▶ _RECORDS FOR PROCESSING_:
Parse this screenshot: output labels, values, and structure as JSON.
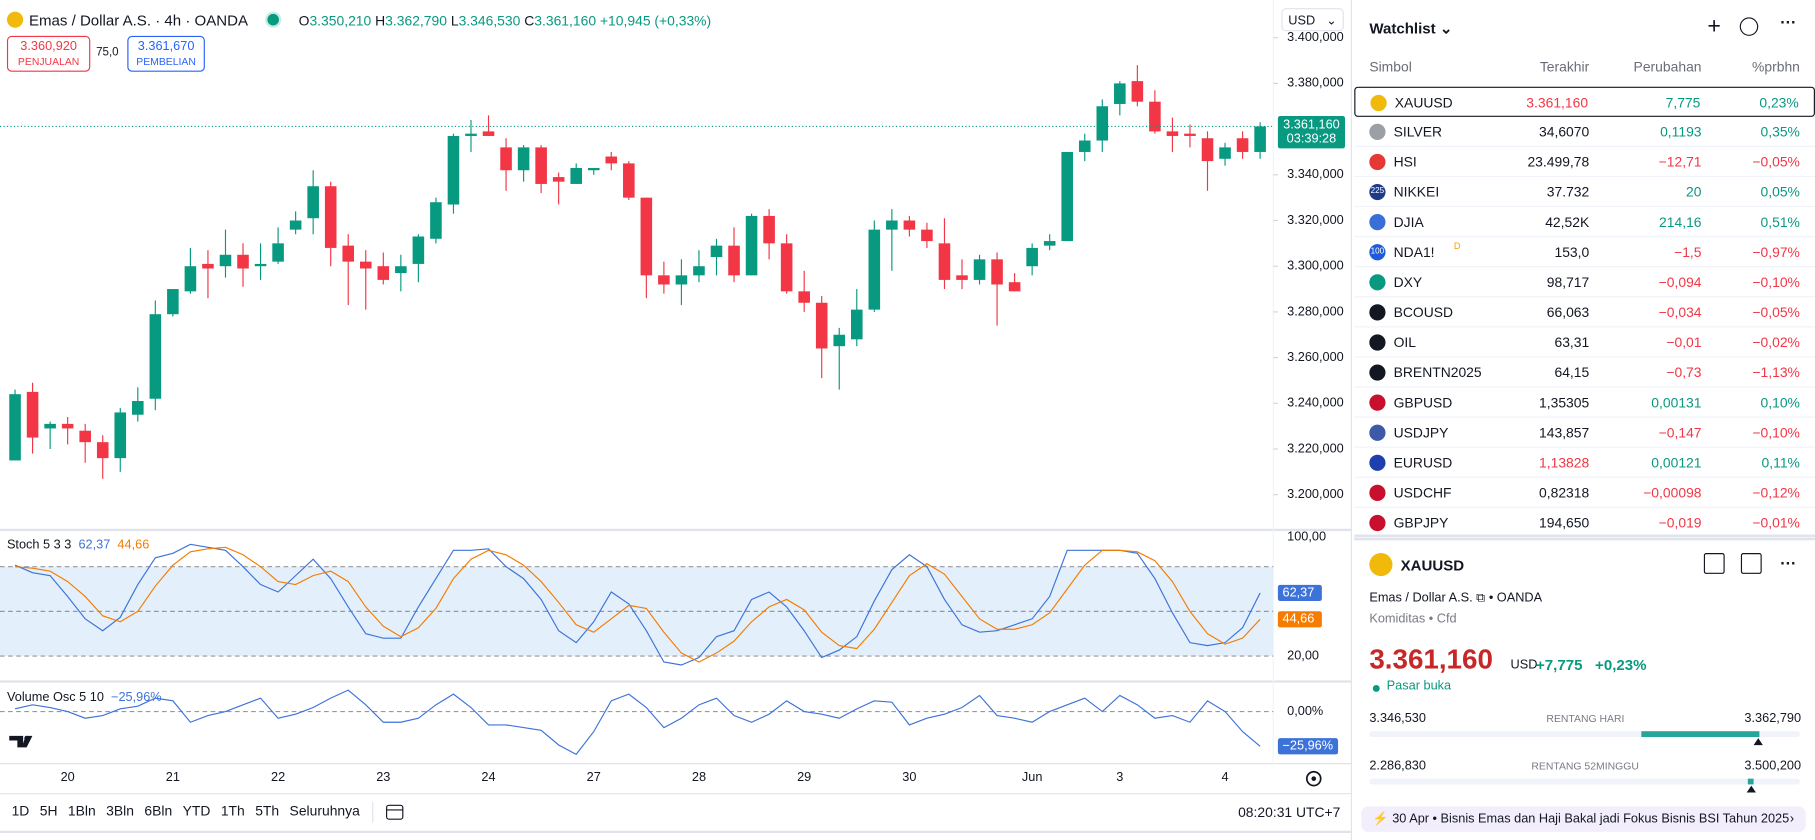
{
  "header": {
    "symbol_title": "Emas / Dollar A.S. · 4h · OANDA",
    "o_label": "O",
    "o": "3.350,210",
    "h_label": "H",
    "h": "3.362,790",
    "l_label": "L",
    "l": "3.346,530",
    "c_label": "C",
    "c": "3.361,160",
    "change": "+10,945 (+0,33%)"
  },
  "trade": {
    "sell": "3.360,920",
    "sell_label": "PENJUALAN",
    "spread": "75,0",
    "buy": "3.361,670",
    "buy_label": "PEMBELIAN",
    "currency": "USD"
  },
  "chart_data": [
    {
      "type": "candlestick",
      "up_color": "#089981",
      "down_color": "#f23645",
      "open": [
        3215,
        3245,
        3229,
        3231,
        3228,
        3223,
        3216,
        3235,
        3242,
        3279,
        3289,
        3301,
        3300,
        3305,
        3300,
        3302,
        3316,
        3321,
        3335,
        3309,
        3302,
        3300,
        3297,
        3301,
        3312,
        3327,
        3357,
        3359,
        3352,
        3342,
        3352,
        3339,
        3336,
        3342,
        3348,
        3345,
        3330,
        3296,
        3292,
        3296,
        3304,
        3309,
        3296,
        3322,
        3310,
        3289,
        3284,
        3265,
        3268,
        3281,
        3316,
        3320,
        3316,
        3310,
        3296,
        3294,
        3303,
        3293,
        3300,
        3309,
        3311,
        3350,
        3355,
        3371,
        3381,
        3372,
        3359,
        3358,
        3356,
        3347,
        3356,
        3350
      ],
      "high": [
        3246,
        3249,
        3232,
        3234,
        3231,
        3226,
        3238,
        3247,
        3285,
        3290,
        3308,
        3307,
        3316,
        3310,
        3310,
        3317,
        3324,
        3342,
        3337,
        3314,
        3307,
        3306,
        3305,
        3314,
        3330,
        3358,
        3364,
        3366,
        3356,
        3353,
        3353,
        3341,
        3345,
        3343,
        3350,
        3346,
        3330,
        3302,
        3303,
        3307,
        3312,
        3317,
        3323,
        3325,
        3314,
        3298,
        3287,
        3273,
        3290,
        3320,
        3325,
        3322,
        3319,
        3321,
        3303,
        3305,
        3306,
        3297,
        3310,
        3314,
        3350,
        3358,
        3373,
        3381,
        3388,
        3377,
        3365,
        3362,
        3359,
        3354,
        3359,
        3363
      ],
      "low": [
        3215,
        3218,
        3220,
        3222,
        3214,
        3207,
        3210,
        3232,
        3237,
        3278,
        3288,
        3286,
        3295,
        3291,
        3294,
        3301,
        3314,
        3314,
        3300,
        3283,
        3281,
        3292,
        3289,
        3293,
        3310,
        3323,
        3350,
        3357,
        3333,
        3337,
        3332,
        3327,
        3336,
        3340,
        3342,
        3329,
        3286,
        3288,
        3283,
        3293,
        3296,
        3293,
        3296,
        3303,
        3288,
        3280,
        3251,
        3246,
        3265,
        3280,
        3298,
        3313,
        3308,
        3290,
        3290,
        3292,
        3274,
        3289,
        3296,
        3307,
        3311,
        3346,
        3350,
        3366,
        3370,
        3358,
        3350,
        3352,
        3333,
        3344,
        3347,
        3347
      ],
      "close": [
        3244,
        3225,
        3231,
        3229,
        3223,
        3216,
        3236,
        3241,
        3279,
        3290,
        3300,
        3299,
        3305,
        3299,
        3301,
        3310,
        3320,
        3335,
        3308,
        3302,
        3299,
        3294,
        3300,
        3313,
        3328,
        3357,
        3358,
        3357,
        3342,
        3352,
        3336,
        3337,
        3343,
        3343,
        3345,
        3330,
        3296,
        3292,
        3296,
        3300,
        3309,
        3296,
        3322,
        3310,
        3289,
        3284,
        3264,
        3270,
        3281,
        3316,
        3320,
        3316,
        3311,
        3294,
        3294,
        3303,
        3292,
        3289,
        3308,
        3311,
        3350,
        3355,
        3370,
        3380,
        3372,
        3359,
        3357,
        3357,
        3346,
        3352,
        3350,
        3361.16
      ],
      "last_price_label": "3.361,160",
      "countdown": "03:39:28",
      "ylim": [
        3185.1,
        3416.5
      ],
      "yticks": [
        {
          "value": 3200,
          "label": "3.200,000"
        },
        {
          "value": 3220,
          "label": "3.220,000"
        },
        {
          "value": 3240,
          "label": "3.240,000"
        },
        {
          "value": 3260,
          "label": "3.260,000"
        },
        {
          "value": 3280,
          "label": "3.280,000"
        },
        {
          "value": 3300,
          "label": "3.300,000"
        },
        {
          "value": 3320,
          "label": "3.320,000"
        },
        {
          "value": 3340,
          "label": "3.340,000"
        },
        {
          "value": 3380,
          "label": "3.380,000"
        },
        {
          "value": 3400,
          "label": "3.400,000"
        }
      ],
      "xticks": [
        {
          "value": 3,
          "label": "20"
        },
        {
          "value": 9,
          "label": "21"
        },
        {
          "value": 15,
          "label": "22"
        },
        {
          "value": 21,
          "label": "23"
        },
        {
          "value": 27,
          "label": "24"
        },
        {
          "value": 33,
          "label": "27"
        },
        {
          "value": 39,
          "label": "28"
        },
        {
          "value": 45,
          "label": "29"
        },
        {
          "value": 51,
          "label": "30"
        },
        {
          "value": 58,
          "label": "Jun"
        },
        {
          "value": 63,
          "label": "3"
        },
        {
          "value": 69,
          "label": "4"
        }
      ]
    },
    {
      "type": "line",
      "title": "Stoch 5 3 3",
      "ylim": [
        3.7,
        104.7
      ],
      "yticks": [
        {
          "value": 100,
          "label": "100,00"
        },
        {
          "value": 20,
          "label": "20,00"
        }
      ],
      "levels": [
        80,
        50,
        20
      ],
      "band_color": "#e3f0fb",
      "series": [
        {
          "color": "#3d73d9",
          "last_label": "62,37",
          "values": [
            81,
            76,
            74,
            60,
            45,
            37,
            46,
            68,
            86,
            89,
            95,
            93,
            91,
            80,
            68,
            63,
            74,
            85,
            72,
            53,
            35,
            32,
            32,
            53,
            72,
            91,
            91,
            92,
            80,
            72,
            58,
            37,
            29,
            43,
            63,
            55,
            37,
            16,
            14,
            19,
            33,
            37,
            58,
            63,
            53,
            37,
            19,
            24,
            33,
            57,
            78,
            88,
            80,
            58,
            41,
            36,
            37,
            41,
            45,
            60,
            91,
            91,
            91,
            91,
            89,
            72,
            49,
            29,
            27,
            29,
            39,
            62.37
          ]
        },
        {
          "color": "#f57c00",
          "last_label": "44,66",
          "values": [
            80,
            79,
            77,
            70,
            60,
            47,
            43,
            50,
            67,
            81,
            90,
            92,
            93,
            88,
            80,
            70,
            68,
            74,
            77,
            70,
            53,
            40,
            33,
            39,
            52,
            72,
            85,
            91,
            88,
            81,
            70,
            56,
            41,
            36,
            45,
            54,
            52,
            36,
            22,
            16,
            22,
            30,
            43,
            53,
            58,
            51,
            36,
            27,
            25,
            38,
            56,
            74,
            82,
            75,
            60,
            45,
            38,
            38,
            41,
            49,
            65,
            81,
            91,
            91,
            90,
            84,
            70,
            50,
            35,
            28,
            32,
            44.66
          ]
        }
      ]
    },
    {
      "type": "line",
      "title": "Volume Osc 5 10",
      "ylim": [
        -37.2,
        21.6
      ],
      "yticks": [
        {
          "value": 0,
          "label": "0,00%"
        }
      ],
      "series": [
        {
          "color": "#3d73d9",
          "last_label": "−25,96%",
          "values": [
            2,
            5,
            3,
            0,
            -5,
            -3,
            2,
            4,
            10,
            8,
            -8,
            -3,
            0,
            5,
            10,
            -5,
            -2,
            3,
            10,
            16,
            5,
            -8,
            -8,
            -5,
            5,
            13,
            3,
            -10,
            -10,
            -12,
            -14,
            -25,
            -32,
            -15,
            8,
            13,
            3,
            -12,
            -5,
            5,
            10,
            -3,
            -8,
            -2,
            8,
            0,
            -2,
            -5,
            2,
            8,
            7,
            -10,
            -5,
            -2,
            3,
            12,
            -3,
            -5,
            -8,
            0,
            5,
            10,
            0,
            12,
            5,
            -5,
            -3,
            -8,
            8,
            0,
            -15,
            -25.96
          ]
        }
      ]
    }
  ],
  "toolbar": {
    "ranges": [
      "1D",
      "5H",
      "1Bln",
      "3Bln",
      "6Bln",
      "YTD",
      "1Th",
      "5Th",
      "Seluruhnya"
    ],
    "clock": "08:20:31 UTC+7"
  },
  "watchlist": {
    "title": "Watchlist",
    "columns": [
      "Simbol",
      "Terakhir",
      "Perubahan",
      "%prbhn"
    ],
    "rows": [
      {
        "symbol": "XAUUSD",
        "last": "3.361,160",
        "change": "7,775",
        "pct": "0,23%",
        "icon_color": "#f0b90b",
        "last_color": "#f23645",
        "color": "#089981"
      },
      {
        "symbol": "SILVER",
        "last": "34,6070",
        "change": "0,1193",
        "pct": "0,35%",
        "icon_color": "#9aa0a6",
        "last_color": "#131722",
        "color": "#089981"
      },
      {
        "symbol": "HSI",
        "last": "23.499,78",
        "change": "−12,71",
        "pct": "−0,05%",
        "icon_color": "#e53935",
        "last_color": "#131722",
        "color": "#f23645"
      },
      {
        "symbol": "NIKKEI",
        "last": "37.732",
        "change": "20",
        "pct": "0,05%",
        "icon_color": "#1e3a8a",
        "icon_text": "225",
        "last_color": "#131722",
        "color": "#089981"
      },
      {
        "symbol": "DJIA",
        "last": "42,52K",
        "change": "214,16",
        "pct": "0,51%",
        "icon_color": "#3b6fd8",
        "last_color": "#131722",
        "color": "#089981"
      },
      {
        "symbol": "NDA1!",
        "badge": "D",
        "last": "153,0",
        "change": "−1,5",
        "pct": "−0,97%",
        "icon_color": "#1e5bd8",
        "icon_text": "100",
        "last_color": "#131722",
        "color": "#f23645"
      },
      {
        "symbol": "DXY",
        "last": "98,717",
        "change": "−0,094",
        "pct": "−0,10%",
        "icon_color": "#089981",
        "last_color": "#131722",
        "color": "#f23645"
      },
      {
        "symbol": "BCOUSD",
        "last": "66,063",
        "change": "−0,034",
        "pct": "−0,05%",
        "icon_color": "#131722",
        "last_color": "#131722",
        "color": "#f23645"
      },
      {
        "symbol": "OIL",
        "last": "63,31",
        "change": "−0,01",
        "pct": "−0,02%",
        "icon_color": "#131722",
        "last_color": "#131722",
        "color": "#f23645"
      },
      {
        "symbol": "BRENTN2025",
        "last": "64,15",
        "change": "−0,73",
        "pct": "−1,13%",
        "icon_color": "#131722",
        "last_color": "#131722",
        "color": "#f23645"
      },
      {
        "symbol": "GBPUSD",
        "last": "1,35305",
        "change": "0,00131",
        "pct": "0,10%",
        "icon_color": "#c8102e",
        "last_color": "#131722",
        "color": "#089981"
      },
      {
        "symbol": "USDJPY",
        "last": "143,857",
        "change": "−0,147",
        "pct": "−0,10%",
        "icon_color": "#3c5aa6",
        "last_color": "#131722",
        "color": "#f23645"
      },
      {
        "symbol": "EURUSD",
        "last": "1,13828",
        "change": "0,00121",
        "pct": "0,11%",
        "icon_color": "#1e40af",
        "last_color": "#f23645",
        "color": "#089981"
      },
      {
        "symbol": "USDCHF",
        "last": "0,82318",
        "change": "−0,00098",
        "pct": "−0,12%",
        "icon_color": "#c8102e",
        "last_color": "#131722",
        "color": "#f23645"
      },
      {
        "symbol": "GBPJPY",
        "last": "194,650",
        "change": "−0,019",
        "pct": "−0,01%",
        "icon_color": "#c8102e",
        "last_color": "#131722",
        "color": "#f23645"
      }
    ]
  },
  "detail": {
    "symbol": "XAUUSD",
    "name": "Emas / Dollar A.S.",
    "exchange": "OANDA",
    "category": "Komiditas • Cfd",
    "price": "3.361,160",
    "currency": "USD",
    "change": "+7,775",
    "pct": "+0,23%",
    "status": "Pasar buka",
    "day_low": "3.346,530",
    "day_label": "RENTANG HARI",
    "day_high": "3.362,790",
    "year_low": "2.286,830",
    "year_label": "RENTANG 52MINGGU",
    "year_high": "3.500,200",
    "news": "30 Apr • Bisnis Emas dan Haji Bakal jadi Fokus Bisnis BSI Tahun 2025"
  }
}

▶ _WHAT YOU SHOULD DO_: Copy every line that includes the string "Emas" from the material above.

▶ _SOLUTION_:
    "symbol_title": "Emas / Dollar A.S. · 4h · OANDA",
    "name": "Emas / Dollar A.S.",
    "news": "30 Apr • Bisnis Emas dan Haji Bakal jadi Fokus Bisnis BSI Tahun 2025"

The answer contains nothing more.